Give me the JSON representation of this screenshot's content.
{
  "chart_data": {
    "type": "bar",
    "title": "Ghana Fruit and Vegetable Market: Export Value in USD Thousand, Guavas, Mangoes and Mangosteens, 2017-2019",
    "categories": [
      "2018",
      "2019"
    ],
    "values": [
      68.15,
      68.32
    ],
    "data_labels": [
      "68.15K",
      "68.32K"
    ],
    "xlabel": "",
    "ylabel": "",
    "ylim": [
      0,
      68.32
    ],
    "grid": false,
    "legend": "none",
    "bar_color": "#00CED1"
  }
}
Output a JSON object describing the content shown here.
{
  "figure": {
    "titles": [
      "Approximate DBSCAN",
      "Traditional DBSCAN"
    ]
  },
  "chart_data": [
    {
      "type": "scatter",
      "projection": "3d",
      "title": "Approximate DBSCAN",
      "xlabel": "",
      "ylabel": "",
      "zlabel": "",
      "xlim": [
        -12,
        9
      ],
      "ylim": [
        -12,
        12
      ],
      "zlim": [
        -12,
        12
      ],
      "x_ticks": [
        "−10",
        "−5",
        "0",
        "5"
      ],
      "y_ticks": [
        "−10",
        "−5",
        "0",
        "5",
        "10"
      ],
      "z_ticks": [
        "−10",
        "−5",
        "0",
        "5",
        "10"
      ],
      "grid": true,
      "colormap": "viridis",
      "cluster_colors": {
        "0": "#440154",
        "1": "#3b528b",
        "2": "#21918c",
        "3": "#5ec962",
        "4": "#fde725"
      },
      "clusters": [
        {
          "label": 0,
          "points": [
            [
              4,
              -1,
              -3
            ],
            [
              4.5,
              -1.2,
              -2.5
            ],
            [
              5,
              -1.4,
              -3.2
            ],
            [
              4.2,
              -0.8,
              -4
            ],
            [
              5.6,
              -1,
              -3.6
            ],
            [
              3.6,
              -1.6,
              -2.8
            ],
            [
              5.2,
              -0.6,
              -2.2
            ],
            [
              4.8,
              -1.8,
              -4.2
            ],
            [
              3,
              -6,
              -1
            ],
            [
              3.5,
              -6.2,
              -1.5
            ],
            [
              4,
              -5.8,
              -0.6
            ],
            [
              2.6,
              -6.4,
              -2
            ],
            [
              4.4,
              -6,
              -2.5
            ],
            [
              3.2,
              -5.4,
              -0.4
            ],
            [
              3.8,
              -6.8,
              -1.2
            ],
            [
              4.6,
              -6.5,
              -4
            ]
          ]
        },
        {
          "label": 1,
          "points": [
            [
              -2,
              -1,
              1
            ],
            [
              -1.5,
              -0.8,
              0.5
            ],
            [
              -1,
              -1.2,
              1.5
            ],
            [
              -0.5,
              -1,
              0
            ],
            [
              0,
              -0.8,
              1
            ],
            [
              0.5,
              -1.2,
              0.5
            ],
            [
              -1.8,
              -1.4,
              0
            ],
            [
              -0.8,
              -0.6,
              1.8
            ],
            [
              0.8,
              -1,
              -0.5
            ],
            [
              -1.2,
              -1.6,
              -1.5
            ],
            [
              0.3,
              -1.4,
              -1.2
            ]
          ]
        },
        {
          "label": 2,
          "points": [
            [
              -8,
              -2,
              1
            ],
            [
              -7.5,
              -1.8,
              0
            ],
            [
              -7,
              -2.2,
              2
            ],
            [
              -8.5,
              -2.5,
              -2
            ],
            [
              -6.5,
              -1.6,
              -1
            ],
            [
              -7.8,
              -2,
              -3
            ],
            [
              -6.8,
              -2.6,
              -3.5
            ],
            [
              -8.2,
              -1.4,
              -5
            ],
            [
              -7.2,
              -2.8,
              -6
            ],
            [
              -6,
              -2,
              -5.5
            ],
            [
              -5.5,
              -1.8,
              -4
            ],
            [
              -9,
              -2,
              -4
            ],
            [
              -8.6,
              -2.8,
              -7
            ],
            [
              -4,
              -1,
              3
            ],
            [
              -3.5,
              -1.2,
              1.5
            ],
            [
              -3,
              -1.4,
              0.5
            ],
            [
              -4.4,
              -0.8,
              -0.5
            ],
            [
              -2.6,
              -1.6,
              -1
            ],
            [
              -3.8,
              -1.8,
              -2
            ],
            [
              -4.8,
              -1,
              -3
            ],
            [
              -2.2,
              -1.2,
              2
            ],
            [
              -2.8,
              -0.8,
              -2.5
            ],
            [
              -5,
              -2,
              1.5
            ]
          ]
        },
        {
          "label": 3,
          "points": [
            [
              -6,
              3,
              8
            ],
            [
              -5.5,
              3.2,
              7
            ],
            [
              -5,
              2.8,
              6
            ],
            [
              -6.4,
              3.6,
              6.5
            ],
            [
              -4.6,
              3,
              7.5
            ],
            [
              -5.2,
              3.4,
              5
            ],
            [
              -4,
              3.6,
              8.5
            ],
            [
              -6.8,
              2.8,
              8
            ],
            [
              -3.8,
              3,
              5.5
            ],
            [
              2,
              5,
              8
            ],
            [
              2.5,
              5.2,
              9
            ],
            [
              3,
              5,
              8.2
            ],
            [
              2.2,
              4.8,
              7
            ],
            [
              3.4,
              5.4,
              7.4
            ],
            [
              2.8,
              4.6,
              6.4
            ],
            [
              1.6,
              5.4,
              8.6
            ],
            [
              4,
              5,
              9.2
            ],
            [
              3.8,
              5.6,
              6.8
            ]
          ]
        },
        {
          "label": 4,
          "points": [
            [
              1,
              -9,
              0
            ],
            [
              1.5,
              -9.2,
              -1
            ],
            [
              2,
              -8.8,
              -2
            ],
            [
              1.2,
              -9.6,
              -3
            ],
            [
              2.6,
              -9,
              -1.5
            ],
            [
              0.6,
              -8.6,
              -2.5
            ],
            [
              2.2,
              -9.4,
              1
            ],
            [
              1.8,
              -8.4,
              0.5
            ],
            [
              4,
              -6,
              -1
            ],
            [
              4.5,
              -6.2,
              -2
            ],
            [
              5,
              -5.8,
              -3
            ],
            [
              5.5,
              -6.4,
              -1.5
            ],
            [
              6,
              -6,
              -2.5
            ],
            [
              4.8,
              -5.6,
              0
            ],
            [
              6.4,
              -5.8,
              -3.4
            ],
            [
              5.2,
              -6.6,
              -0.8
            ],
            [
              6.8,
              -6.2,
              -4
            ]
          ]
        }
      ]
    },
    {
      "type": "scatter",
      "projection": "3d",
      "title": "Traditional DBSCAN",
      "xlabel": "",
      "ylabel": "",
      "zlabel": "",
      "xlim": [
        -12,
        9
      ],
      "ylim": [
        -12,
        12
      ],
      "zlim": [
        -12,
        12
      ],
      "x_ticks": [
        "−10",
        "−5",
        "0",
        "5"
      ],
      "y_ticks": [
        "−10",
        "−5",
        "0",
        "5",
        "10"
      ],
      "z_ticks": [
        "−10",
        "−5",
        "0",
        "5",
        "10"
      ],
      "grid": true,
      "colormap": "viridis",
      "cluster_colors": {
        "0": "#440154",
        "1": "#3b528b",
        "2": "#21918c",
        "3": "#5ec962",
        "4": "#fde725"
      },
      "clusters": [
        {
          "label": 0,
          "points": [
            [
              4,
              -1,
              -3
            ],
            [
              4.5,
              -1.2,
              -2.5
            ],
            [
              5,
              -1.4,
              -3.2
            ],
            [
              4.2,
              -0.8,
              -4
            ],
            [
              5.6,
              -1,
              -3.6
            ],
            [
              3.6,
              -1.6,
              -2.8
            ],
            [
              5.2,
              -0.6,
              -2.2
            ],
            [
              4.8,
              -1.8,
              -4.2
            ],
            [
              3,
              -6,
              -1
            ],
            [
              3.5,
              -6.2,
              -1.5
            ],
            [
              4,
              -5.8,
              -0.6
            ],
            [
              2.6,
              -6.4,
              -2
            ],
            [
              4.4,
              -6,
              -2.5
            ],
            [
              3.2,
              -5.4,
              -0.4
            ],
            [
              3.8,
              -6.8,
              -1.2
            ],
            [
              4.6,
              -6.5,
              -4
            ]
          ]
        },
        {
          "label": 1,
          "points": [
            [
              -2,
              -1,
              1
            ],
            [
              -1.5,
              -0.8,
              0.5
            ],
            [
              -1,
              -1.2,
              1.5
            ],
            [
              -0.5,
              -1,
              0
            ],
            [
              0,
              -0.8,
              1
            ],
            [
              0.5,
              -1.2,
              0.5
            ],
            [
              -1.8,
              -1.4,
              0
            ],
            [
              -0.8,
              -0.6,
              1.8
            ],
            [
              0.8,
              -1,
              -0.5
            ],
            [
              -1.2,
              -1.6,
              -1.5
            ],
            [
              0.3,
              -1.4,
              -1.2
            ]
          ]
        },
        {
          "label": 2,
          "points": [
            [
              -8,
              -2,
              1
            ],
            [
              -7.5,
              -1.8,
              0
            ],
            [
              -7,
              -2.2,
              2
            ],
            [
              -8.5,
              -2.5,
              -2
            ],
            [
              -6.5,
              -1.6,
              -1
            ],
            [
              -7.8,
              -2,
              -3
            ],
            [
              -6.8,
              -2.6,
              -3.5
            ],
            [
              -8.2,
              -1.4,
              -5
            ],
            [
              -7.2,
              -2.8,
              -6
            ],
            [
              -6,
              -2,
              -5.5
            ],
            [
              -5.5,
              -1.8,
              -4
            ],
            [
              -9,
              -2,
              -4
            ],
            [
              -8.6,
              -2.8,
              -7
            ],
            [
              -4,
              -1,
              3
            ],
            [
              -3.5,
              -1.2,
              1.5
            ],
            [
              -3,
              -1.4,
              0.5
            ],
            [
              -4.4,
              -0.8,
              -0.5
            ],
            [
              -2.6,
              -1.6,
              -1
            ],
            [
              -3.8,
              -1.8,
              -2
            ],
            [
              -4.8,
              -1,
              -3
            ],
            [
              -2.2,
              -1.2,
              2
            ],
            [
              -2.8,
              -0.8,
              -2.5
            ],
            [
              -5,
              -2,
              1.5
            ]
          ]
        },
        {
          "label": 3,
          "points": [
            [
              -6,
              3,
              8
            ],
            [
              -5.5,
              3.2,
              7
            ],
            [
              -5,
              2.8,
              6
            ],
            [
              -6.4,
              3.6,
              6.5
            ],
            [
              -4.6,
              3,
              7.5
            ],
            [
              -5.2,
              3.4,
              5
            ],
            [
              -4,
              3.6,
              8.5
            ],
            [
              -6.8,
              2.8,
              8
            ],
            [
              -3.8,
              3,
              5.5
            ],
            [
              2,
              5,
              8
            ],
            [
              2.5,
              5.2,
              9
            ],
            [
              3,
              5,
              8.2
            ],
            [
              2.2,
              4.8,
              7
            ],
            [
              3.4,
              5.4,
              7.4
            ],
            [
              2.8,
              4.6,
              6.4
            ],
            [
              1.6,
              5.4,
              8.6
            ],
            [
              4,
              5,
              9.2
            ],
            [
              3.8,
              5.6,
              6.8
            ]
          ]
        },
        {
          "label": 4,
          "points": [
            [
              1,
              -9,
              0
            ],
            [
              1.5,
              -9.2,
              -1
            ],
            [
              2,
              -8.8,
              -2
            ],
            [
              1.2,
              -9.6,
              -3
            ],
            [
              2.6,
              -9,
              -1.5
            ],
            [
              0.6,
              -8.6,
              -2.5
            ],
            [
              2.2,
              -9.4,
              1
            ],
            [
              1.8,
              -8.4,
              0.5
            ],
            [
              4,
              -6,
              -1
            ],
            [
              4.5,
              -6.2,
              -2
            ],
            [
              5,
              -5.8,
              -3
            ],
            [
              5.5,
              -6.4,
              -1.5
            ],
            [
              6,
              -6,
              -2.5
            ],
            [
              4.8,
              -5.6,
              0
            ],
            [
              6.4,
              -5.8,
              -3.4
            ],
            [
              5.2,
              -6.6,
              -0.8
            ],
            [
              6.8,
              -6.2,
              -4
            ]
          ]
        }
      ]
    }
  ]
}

□ □ □ □ □

## What the task asks
Scan the listing above. Collect all lines with the word "JSON".

## Problem solution
Give me the JSON representation of this screenshot's content.
Output a JSON object describing the content shown here.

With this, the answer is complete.